**The exercise:** Copy out the data below, everything from the line containing "Give bounding boxes" down to the line containing "table-row[interactable]: chrome.exe 23380", both lines included.

** BEGIN Dataset excerpts **

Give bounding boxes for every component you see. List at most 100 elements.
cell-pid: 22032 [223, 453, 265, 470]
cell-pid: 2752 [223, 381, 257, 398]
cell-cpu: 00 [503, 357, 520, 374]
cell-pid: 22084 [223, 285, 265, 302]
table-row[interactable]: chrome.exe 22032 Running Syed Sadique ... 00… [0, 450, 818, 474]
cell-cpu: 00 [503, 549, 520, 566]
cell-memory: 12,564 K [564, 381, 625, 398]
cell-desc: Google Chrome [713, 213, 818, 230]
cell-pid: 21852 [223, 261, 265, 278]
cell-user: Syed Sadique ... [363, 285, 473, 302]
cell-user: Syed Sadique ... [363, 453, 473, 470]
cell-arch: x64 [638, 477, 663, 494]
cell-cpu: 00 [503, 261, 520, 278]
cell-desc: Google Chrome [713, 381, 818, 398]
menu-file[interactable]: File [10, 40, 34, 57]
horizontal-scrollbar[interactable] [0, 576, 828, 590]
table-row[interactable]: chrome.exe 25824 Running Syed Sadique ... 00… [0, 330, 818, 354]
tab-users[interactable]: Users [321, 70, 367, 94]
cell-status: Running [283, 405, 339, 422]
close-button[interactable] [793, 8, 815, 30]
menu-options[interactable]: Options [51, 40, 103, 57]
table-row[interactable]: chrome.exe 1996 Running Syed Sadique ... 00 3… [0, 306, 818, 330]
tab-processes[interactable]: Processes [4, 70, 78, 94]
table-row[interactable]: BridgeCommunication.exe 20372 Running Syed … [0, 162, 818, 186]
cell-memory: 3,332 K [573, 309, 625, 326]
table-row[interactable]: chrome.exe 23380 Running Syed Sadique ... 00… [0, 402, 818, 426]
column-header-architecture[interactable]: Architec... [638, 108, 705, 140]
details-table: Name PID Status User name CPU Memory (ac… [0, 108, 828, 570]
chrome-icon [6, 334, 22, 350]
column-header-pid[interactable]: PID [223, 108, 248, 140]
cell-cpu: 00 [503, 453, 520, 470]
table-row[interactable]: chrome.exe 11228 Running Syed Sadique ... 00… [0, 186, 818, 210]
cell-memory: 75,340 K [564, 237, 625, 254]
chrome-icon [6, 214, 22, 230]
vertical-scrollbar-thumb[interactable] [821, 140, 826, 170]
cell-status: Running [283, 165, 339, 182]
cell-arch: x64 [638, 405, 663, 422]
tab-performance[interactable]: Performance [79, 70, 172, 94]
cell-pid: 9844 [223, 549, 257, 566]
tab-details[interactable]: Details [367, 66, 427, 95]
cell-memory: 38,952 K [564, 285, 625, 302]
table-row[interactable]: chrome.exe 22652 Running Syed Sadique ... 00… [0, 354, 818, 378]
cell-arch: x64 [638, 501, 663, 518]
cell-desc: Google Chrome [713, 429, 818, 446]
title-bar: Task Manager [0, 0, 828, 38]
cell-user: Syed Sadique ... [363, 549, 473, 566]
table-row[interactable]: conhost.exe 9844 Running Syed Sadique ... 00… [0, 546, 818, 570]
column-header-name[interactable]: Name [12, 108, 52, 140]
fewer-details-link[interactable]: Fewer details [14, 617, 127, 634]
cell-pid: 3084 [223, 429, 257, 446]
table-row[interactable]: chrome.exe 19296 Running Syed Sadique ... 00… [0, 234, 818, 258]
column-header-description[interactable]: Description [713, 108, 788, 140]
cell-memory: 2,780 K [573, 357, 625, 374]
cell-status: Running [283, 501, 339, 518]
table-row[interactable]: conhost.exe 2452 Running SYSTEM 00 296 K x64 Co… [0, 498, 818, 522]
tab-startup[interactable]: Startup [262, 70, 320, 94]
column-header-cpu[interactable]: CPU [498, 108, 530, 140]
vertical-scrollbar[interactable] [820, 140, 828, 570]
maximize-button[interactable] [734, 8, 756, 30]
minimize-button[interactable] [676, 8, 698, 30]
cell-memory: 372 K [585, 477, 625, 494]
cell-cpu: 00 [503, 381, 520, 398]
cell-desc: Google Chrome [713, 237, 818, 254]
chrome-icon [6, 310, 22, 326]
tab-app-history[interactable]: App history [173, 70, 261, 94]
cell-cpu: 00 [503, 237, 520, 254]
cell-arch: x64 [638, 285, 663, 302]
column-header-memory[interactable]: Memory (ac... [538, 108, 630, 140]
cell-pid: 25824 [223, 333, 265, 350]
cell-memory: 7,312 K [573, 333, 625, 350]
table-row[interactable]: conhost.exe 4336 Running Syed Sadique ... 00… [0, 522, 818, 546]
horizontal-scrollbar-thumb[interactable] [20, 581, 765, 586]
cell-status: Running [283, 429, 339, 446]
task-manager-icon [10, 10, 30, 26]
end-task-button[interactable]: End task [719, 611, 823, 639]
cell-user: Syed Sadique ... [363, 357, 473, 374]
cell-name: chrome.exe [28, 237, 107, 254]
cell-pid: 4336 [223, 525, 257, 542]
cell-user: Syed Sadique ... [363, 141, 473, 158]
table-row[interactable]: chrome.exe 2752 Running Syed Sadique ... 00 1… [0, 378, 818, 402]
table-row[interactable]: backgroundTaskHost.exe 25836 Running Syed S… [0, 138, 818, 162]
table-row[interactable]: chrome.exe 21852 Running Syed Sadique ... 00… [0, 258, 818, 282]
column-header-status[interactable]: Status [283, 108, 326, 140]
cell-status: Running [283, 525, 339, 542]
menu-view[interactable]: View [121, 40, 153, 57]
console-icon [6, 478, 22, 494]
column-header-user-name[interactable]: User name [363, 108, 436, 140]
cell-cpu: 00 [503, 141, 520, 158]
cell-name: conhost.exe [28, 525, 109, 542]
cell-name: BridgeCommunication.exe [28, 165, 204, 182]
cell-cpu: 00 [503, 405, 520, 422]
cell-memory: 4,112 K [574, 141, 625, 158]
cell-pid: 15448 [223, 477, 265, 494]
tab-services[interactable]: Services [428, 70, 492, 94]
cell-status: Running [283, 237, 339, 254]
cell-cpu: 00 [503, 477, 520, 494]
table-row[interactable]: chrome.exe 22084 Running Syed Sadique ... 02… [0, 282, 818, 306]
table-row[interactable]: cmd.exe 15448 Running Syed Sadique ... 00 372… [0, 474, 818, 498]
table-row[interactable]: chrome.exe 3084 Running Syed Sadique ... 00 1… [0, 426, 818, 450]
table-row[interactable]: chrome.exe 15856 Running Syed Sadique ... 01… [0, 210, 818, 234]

** END Dataset excerpts **
** BEGIN Dataset excerpts **

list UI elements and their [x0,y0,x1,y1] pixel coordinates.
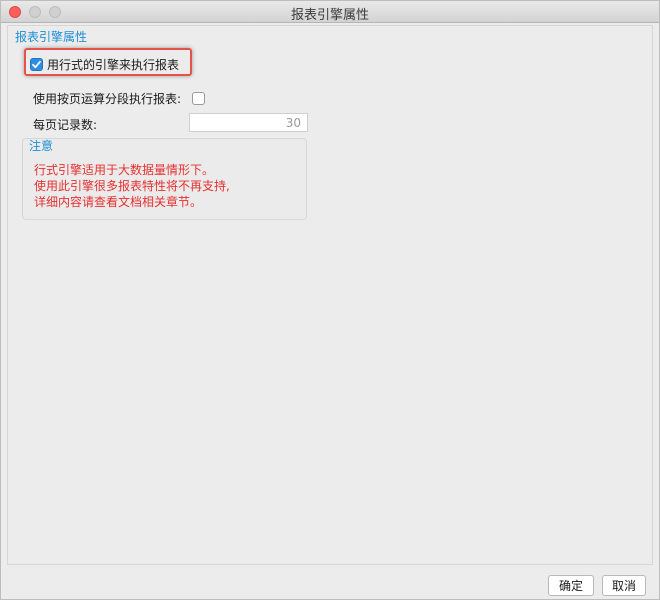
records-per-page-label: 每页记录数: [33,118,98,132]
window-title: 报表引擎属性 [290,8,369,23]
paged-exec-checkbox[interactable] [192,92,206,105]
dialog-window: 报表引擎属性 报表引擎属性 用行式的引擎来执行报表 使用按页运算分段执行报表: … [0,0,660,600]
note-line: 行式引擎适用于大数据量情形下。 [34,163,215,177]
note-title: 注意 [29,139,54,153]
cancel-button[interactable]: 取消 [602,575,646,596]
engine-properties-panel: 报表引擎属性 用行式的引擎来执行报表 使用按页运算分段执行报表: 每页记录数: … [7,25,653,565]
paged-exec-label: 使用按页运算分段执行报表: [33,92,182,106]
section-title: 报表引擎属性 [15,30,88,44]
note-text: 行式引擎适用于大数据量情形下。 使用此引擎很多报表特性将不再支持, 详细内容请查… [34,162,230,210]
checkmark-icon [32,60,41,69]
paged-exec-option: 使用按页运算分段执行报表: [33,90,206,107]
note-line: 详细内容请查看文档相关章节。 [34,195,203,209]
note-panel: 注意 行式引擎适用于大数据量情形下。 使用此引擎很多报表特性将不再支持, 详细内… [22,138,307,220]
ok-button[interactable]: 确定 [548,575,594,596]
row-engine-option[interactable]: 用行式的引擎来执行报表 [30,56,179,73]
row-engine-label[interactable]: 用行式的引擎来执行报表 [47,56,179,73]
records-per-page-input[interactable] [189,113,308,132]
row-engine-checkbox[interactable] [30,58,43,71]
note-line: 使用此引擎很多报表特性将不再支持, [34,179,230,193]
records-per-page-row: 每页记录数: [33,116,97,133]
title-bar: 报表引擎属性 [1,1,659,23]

** END Dataset excerpts **

**Written solution:**
Give bounding boxes for every component you see. List at most 100 elements.
cell-pid: 22032 [223, 453, 265, 470]
cell-pid: 2752 [223, 381, 257, 398]
cell-cpu: 00 [503, 357, 520, 374]
cell-pid: 22084 [223, 285, 265, 302]
table-row[interactable]: chrome.exe 22032 Running Syed Sadique ... 00… [0, 450, 818, 474]
cell-cpu: 00 [503, 549, 520, 566]
cell-memory: 12,564 K [564, 381, 625, 398]
cell-desc: Google Chrome [713, 213, 818, 230]
cell-pid: 21852 [223, 261, 265, 278]
cell-user: Syed Sadique ... [363, 285, 473, 302]
cell-user: Syed Sadique ... [363, 453, 473, 470]
cell-arch: x64 [638, 477, 663, 494]
cell-cpu: 00 [503, 261, 520, 278]
cell-desc: Google Chrome [713, 381, 818, 398]
menu-file[interactable]: File [10, 40, 34, 57]
horizontal-scrollbar[interactable] [0, 576, 828, 590]
table-row[interactable]: chrome.exe 25824 Running Syed Sadique ... 00… [0, 330, 818, 354]
tab-users[interactable]: Users [321, 70, 367, 94]
cell-status: Running [283, 405, 339, 422]
close-button[interactable] [793, 8, 815, 30]
menu-options[interactable]: Options [51, 40, 103, 57]
table-row[interactable]: chrome.exe 1996 Running Syed Sadique ... 00 3… [0, 306, 818, 330]
tab-processes[interactable]: Processes [4, 70, 78, 94]
table-row[interactable]: BridgeCommunication.exe 20372 Running Syed … [0, 162, 818, 186]
cell-memory: 3,332 K [573, 309, 625, 326]
table-row[interactable]: chrome.exe 23380 Running Syed Sadique ... 00… [0, 402, 818, 426]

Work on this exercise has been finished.